— DIRECTIONS —
An exact copy of every record is needed.

— BEGIN RAW RECORDS —

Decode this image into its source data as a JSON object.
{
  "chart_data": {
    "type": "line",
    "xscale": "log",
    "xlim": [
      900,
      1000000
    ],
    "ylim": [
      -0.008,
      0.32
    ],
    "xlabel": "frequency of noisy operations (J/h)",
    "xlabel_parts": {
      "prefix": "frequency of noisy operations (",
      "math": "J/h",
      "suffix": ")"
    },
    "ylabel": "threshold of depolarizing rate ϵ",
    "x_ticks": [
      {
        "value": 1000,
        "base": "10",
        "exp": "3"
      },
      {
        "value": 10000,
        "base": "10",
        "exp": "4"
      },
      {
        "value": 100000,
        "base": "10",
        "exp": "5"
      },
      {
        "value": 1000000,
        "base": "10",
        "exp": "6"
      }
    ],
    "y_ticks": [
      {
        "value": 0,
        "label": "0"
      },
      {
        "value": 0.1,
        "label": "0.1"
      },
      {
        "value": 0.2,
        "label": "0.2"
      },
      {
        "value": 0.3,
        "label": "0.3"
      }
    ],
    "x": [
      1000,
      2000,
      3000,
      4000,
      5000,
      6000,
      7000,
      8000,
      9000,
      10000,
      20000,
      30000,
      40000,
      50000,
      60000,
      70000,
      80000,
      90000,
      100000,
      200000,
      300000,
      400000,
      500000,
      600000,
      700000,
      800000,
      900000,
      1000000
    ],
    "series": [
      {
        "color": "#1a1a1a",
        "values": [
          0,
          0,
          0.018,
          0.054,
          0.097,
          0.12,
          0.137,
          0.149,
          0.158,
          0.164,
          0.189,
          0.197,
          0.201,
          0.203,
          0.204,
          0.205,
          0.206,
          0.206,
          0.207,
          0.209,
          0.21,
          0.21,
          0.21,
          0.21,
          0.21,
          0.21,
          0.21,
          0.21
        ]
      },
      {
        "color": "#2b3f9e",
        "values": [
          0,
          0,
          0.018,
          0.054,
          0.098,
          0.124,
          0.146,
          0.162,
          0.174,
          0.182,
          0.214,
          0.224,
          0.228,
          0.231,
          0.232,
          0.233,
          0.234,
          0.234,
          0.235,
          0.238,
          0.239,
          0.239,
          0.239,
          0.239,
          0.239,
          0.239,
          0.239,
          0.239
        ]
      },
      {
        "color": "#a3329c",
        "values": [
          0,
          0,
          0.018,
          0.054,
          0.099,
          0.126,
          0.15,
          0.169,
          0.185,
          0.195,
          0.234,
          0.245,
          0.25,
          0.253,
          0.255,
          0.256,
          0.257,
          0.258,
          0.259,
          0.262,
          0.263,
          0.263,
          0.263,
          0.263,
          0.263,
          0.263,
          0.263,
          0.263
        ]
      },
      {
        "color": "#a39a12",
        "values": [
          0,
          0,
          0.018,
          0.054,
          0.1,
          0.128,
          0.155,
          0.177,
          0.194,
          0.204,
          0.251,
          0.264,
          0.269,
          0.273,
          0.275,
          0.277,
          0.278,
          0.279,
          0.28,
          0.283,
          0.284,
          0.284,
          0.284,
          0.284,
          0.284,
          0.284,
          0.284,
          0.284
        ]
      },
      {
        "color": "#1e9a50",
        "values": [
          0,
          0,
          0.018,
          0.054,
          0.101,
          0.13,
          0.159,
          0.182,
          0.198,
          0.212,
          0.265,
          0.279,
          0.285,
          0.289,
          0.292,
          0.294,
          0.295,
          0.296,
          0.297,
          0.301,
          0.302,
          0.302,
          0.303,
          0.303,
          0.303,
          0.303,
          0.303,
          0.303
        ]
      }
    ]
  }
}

— END RAW RECORDS —

— ANSWER TO THIS PROBLEM —
Decode this image into its source data as a JSON object.
{
  "chart_data": {
    "type": "line",
    "xscale": "log",
    "xlim": [
      900,
      1000000
    ],
    "ylim": [
      -0.008,
      0.32
    ],
    "xlabel": "frequency of noisy operations (J/h)",
    "xlabel_parts": {
      "prefix": "frequency of noisy operations (",
      "math": "J/h",
      "suffix": ")"
    },
    "ylabel": "threshold of depolarizing rate ϵ",
    "x_ticks": [
      {
        "value": 1000,
        "base": "10",
        "exp": "3"
      },
      {
        "value": 10000,
        "base": "10",
        "exp": "4"
      },
      {
        "value": 100000,
        "base": "10",
        "exp": "5"
      },
      {
        "value": 1000000,
        "base": "10",
        "exp": "6"
      }
    ],
    "y_ticks": [
      {
        "value": 0,
        "label": "0"
      },
      {
        "value": 0.1,
        "label": "0.1"
      },
      {
        "value": 0.2,
        "label": "0.2"
      },
      {
        "value": 0.3,
        "label": "0.3"
      }
    ],
    "x": [
      1000,
      2000,
      3000,
      4000,
      5000,
      6000,
      7000,
      8000,
      9000,
      10000,
      20000,
      30000,
      40000,
      50000,
      60000,
      70000,
      80000,
      90000,
      100000,
      200000,
      300000,
      400000,
      500000,
      600000,
      700000,
      800000,
      900000,
      1000000
    ],
    "series": [
      {
        "color": "#1a1a1a",
        "values": [
          0,
          0,
          0.018,
          0.054,
          0.097,
          0.12,
          0.137,
          0.149,
          0.158,
          0.164,
          0.189,
          0.197,
          0.201,
          0.203,
          0.204,
          0.205,
          0.206,
          0.206,
          0.207,
          0.209,
          0.21,
          0.21,
          0.21,
          0.21,
          0.21,
          0.21,
          0.21,
          0.21
        ]
      },
      {
        "color": "#2b3f9e",
        "values": [
          0,
          0,
          0.018,
          0.054,
          0.098,
          0.124,
          0.146,
          0.162,
          0.174,
          0.182,
          0.214,
          0.224,
          0.228,
          0.231,
          0.232,
          0.233,
          0.234,
          0.234,
          0.235,
          0.238,
          0.239,
          0.239,
          0.239,
          0.239,
          0.239,
          0.239,
          0.239,
          0.239
        ]
      },
      {
        "color": "#a3329c",
        "values": [
          0,
          0,
          0.018,
          0.054,
          0.099,
          0.126,
          0.15,
          0.169,
          0.185,
          0.195,
          0.234,
          0.245,
          0.25,
          0.253,
          0.255,
          0.256,
          0.257,
          0.258,
          0.259,
          0.262,
          0.263,
          0.263,
          0.263,
          0.263,
          0.263,
          0.263,
          0.263,
          0.263
        ]
      },
      {
        "color": "#a39a12",
        "values": [
          0,
          0,
          0.018,
          0.054,
          0.1,
          0.128,
          0.155,
          0.177,
          0.194,
          0.204,
          0.251,
          0.264,
          0.269,
          0.273,
          0.275,
          0.277,
          0.278,
          0.279,
          0.28,
          0.283,
          0.284,
          0.284,
          0.284,
          0.284,
          0.284,
          0.284,
          0.284,
          0.284
        ]
      },
      {
        "color": "#1e9a50",
        "values": [
          0,
          0,
          0.018,
          0.054,
          0.101,
          0.13,
          0.159,
          0.182,
          0.198,
          0.212,
          0.265,
          0.279,
          0.285,
          0.289,
          0.292,
          0.294,
          0.295,
          0.296,
          0.297,
          0.301,
          0.302,
          0.302,
          0.303,
          0.303,
          0.303,
          0.303,
          0.303,
          0.303
        ]
      }
    ]
  }
}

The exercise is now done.